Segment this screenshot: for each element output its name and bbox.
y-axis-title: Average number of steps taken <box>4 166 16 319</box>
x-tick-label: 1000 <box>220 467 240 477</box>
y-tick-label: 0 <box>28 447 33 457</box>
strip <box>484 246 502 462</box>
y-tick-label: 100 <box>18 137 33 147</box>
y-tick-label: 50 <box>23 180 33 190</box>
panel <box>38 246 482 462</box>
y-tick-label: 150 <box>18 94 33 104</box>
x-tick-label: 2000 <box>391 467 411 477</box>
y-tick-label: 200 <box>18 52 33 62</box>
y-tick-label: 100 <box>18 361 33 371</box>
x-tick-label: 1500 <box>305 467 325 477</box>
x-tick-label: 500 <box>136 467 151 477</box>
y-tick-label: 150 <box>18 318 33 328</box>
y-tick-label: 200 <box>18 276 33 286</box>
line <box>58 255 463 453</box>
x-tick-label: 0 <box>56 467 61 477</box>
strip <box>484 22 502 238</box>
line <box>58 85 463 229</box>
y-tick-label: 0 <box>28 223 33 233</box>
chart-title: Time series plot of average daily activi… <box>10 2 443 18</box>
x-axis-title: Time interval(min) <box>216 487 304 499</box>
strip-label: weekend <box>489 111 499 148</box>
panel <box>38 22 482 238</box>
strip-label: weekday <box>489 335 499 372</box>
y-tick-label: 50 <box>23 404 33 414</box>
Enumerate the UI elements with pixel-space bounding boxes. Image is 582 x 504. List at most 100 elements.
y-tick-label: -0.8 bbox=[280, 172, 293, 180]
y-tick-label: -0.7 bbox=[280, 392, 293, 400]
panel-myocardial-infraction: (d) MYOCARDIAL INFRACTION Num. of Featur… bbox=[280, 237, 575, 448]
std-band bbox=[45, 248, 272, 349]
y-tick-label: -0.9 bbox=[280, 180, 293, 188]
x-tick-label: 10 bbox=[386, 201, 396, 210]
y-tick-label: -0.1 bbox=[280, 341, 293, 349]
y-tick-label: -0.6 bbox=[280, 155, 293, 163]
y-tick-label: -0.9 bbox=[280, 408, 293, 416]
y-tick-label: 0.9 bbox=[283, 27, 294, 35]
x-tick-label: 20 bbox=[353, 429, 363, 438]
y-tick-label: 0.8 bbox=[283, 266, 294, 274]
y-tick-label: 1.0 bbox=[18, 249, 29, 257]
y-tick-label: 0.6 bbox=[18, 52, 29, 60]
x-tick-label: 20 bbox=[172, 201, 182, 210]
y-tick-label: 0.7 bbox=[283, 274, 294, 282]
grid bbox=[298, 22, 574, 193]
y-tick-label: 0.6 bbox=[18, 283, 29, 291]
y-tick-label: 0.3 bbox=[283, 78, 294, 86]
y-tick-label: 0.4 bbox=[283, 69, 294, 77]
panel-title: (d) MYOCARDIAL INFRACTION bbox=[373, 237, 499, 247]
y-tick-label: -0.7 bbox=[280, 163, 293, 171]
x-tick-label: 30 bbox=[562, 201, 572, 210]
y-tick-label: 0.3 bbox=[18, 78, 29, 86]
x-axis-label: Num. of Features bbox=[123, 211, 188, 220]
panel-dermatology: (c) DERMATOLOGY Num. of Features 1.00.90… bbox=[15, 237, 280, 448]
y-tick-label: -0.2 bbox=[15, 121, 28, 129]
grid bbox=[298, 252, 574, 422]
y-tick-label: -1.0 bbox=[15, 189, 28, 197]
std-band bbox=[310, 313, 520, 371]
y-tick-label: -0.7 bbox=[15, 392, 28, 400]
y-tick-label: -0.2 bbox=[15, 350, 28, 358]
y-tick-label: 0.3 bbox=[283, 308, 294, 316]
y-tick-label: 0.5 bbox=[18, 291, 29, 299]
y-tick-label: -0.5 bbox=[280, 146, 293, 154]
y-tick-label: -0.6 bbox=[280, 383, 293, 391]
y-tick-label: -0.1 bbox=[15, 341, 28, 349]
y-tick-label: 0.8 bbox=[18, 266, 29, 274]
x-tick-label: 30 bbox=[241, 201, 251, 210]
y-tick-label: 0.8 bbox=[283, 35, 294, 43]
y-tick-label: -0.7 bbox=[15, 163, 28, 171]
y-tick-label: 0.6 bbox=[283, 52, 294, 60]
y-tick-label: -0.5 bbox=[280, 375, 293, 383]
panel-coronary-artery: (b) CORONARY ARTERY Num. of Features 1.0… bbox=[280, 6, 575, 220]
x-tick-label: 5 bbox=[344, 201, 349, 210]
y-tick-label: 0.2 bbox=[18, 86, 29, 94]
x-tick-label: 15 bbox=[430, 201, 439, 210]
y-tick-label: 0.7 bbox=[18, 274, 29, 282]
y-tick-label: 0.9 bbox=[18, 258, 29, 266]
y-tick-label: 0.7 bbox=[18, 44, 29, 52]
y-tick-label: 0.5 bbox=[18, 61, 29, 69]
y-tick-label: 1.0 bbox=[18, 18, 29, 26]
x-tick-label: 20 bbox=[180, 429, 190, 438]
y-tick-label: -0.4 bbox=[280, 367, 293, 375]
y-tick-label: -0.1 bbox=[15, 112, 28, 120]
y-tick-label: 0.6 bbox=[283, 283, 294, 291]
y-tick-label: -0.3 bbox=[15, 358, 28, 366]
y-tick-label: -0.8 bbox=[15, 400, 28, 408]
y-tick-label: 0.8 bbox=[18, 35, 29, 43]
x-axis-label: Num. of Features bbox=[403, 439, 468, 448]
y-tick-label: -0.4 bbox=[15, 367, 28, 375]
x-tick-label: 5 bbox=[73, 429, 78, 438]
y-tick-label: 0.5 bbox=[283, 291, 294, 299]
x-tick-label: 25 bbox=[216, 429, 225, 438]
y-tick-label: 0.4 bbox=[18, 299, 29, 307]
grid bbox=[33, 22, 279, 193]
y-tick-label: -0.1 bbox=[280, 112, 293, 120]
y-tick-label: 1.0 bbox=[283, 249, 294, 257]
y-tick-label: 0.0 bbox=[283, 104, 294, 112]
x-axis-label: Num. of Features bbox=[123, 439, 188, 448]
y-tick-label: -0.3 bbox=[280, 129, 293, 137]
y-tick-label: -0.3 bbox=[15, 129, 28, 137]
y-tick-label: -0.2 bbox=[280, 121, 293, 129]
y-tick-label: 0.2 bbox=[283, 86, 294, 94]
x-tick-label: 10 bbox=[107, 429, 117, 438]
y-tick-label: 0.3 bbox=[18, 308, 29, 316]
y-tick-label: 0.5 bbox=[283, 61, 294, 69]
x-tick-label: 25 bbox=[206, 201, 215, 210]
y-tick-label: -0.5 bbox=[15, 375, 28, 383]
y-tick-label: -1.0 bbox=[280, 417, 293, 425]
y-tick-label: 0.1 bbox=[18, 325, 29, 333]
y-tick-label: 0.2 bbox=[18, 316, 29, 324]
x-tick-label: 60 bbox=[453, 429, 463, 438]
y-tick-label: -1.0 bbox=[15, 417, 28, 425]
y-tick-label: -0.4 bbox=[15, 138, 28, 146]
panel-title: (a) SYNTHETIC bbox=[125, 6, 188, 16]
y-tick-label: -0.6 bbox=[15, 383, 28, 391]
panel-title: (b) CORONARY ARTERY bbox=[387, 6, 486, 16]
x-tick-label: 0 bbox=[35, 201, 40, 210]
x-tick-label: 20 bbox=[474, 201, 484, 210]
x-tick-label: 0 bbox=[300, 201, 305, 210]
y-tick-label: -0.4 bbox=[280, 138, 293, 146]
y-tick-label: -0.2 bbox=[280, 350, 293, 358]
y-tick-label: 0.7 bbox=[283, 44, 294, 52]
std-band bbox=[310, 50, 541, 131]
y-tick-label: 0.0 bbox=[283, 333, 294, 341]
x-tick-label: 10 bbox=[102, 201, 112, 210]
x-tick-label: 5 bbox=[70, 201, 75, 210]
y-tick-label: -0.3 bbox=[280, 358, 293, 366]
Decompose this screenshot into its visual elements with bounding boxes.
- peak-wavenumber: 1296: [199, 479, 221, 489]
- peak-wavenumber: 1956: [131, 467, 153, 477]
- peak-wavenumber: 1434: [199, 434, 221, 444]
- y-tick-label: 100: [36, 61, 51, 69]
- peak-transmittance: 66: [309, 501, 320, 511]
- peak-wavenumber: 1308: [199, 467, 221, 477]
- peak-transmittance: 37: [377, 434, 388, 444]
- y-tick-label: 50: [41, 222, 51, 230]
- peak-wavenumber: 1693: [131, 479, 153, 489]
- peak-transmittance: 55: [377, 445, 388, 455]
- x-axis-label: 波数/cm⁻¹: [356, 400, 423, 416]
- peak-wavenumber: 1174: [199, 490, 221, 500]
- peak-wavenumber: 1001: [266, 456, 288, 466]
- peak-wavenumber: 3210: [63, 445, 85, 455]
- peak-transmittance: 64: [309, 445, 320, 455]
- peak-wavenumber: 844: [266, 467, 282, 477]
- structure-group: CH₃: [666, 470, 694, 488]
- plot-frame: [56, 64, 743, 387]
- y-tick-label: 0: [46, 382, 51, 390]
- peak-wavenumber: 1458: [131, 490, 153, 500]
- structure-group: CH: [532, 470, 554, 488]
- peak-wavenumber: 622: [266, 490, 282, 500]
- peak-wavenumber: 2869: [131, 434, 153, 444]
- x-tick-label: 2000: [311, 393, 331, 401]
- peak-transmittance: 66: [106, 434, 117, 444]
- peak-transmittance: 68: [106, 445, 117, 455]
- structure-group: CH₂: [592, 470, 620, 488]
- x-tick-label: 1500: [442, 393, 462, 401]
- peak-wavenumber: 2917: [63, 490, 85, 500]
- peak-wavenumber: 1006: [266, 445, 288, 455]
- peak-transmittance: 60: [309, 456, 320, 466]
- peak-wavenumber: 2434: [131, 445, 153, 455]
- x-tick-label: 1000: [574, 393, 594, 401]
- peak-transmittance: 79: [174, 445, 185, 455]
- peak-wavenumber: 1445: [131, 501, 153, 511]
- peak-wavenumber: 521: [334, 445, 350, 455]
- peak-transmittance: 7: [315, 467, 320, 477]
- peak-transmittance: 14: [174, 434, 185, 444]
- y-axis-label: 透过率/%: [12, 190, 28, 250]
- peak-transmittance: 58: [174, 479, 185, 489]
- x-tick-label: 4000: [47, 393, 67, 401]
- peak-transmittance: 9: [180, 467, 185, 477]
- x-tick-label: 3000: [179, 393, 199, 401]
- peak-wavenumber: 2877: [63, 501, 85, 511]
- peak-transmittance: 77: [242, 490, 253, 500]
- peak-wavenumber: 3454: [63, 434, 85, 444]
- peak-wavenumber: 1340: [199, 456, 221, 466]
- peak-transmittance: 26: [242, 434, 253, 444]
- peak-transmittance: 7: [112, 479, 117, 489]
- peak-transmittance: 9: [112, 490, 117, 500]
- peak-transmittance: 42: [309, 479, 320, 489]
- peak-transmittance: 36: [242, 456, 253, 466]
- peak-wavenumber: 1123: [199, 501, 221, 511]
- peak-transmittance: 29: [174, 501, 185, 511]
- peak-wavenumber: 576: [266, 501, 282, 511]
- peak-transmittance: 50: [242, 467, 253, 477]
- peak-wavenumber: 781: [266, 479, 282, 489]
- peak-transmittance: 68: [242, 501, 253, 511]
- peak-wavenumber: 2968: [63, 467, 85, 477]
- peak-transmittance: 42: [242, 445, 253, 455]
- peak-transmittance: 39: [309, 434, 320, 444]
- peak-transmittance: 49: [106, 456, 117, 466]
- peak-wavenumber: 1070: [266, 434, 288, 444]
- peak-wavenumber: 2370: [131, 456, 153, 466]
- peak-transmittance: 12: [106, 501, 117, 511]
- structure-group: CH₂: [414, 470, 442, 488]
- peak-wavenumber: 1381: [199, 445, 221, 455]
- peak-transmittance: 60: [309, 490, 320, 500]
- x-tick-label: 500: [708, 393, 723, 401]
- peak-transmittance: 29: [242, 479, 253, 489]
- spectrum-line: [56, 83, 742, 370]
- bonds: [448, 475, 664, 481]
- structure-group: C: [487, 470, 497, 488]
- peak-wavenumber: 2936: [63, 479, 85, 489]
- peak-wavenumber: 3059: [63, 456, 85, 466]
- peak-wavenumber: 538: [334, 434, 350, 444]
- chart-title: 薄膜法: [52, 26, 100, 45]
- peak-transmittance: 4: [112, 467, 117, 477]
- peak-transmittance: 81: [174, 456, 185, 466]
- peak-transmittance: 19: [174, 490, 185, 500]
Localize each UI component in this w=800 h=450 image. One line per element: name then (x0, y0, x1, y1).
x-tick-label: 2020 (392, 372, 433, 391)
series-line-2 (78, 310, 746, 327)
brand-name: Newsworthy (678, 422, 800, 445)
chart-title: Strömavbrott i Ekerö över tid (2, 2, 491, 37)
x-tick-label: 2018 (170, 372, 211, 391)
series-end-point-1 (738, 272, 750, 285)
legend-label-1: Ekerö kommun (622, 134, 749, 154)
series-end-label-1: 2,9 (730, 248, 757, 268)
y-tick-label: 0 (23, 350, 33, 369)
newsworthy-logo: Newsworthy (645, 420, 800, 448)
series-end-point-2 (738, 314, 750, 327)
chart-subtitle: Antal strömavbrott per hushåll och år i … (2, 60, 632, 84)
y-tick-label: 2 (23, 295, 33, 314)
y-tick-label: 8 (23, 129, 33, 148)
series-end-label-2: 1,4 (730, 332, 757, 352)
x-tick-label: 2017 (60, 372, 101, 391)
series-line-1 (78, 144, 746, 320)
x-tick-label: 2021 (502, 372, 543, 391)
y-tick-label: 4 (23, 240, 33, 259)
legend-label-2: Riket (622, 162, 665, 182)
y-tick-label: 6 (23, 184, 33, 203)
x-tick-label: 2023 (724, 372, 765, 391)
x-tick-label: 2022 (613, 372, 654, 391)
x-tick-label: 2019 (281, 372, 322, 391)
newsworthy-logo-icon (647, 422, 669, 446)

JOB:
Copy out the entries above, from the very first line up to and including the line containing "y-tick-label: -0.1 bbox=[280, 341, 293, 349]", keeping every character unchanged.

EXERCISE RESPONSE:
Segment this screenshot: for each element output its name and bbox.
y-axis-title: Average number of steps taken <box>4 166 16 319</box>
x-tick-label: 1000 <box>220 467 240 477</box>
y-tick-label: 0 <box>28 447 33 457</box>
strip <box>484 246 502 462</box>
y-tick-label: 100 <box>18 137 33 147</box>
y-tick-label: 50 <box>23 180 33 190</box>
panel <box>38 246 482 462</box>
y-tick-label: 150 <box>18 94 33 104</box>
x-tick-label: 2000 <box>391 467 411 477</box>
y-tick-label: 200 <box>18 52 33 62</box>
y-tick-label: 100 <box>18 361 33 371</box>
x-tick-label: 1500 <box>305 467 325 477</box>
x-tick-label: 500 <box>136 467 151 477</box>
y-tick-label: 150 <box>18 318 33 328</box>
y-tick-label: 200 <box>18 276 33 286</box>
line <box>58 255 463 453</box>
x-tick-label: 0 <box>56 467 61 477</box>
strip <box>484 22 502 238</box>
line <box>58 85 463 229</box>
y-tick-label: 0 <box>28 223 33 233</box>
chart-title: Time series plot of average daily activi… <box>10 2 443 18</box>
x-axis-title: Time interval(min) <box>216 487 304 499</box>
strip-label: weekend <box>489 111 499 148</box>
panel <box>38 22 482 238</box>
strip-label: weekday <box>489 335 499 372</box>
y-tick-label: 50 <box>23 404 33 414</box>
Enumerate the UI elements with pixel-space bounding boxes. Image is 582 x 504. List at most 100 elements.
y-tick-label: -0.8 bbox=[280, 172, 293, 180]
y-tick-label: -0.7 bbox=[280, 392, 293, 400]
panel-myocardial-infraction: (d) MYOCARDIAL INFRACTION Num. of Featur… bbox=[280, 237, 575, 448]
std-band bbox=[45, 248, 272, 349]
y-tick-label: -0.9 bbox=[280, 180, 293, 188]
x-tick-label: 10 bbox=[386, 201, 396, 210]
y-tick-label: -0.1 bbox=[280, 341, 293, 349]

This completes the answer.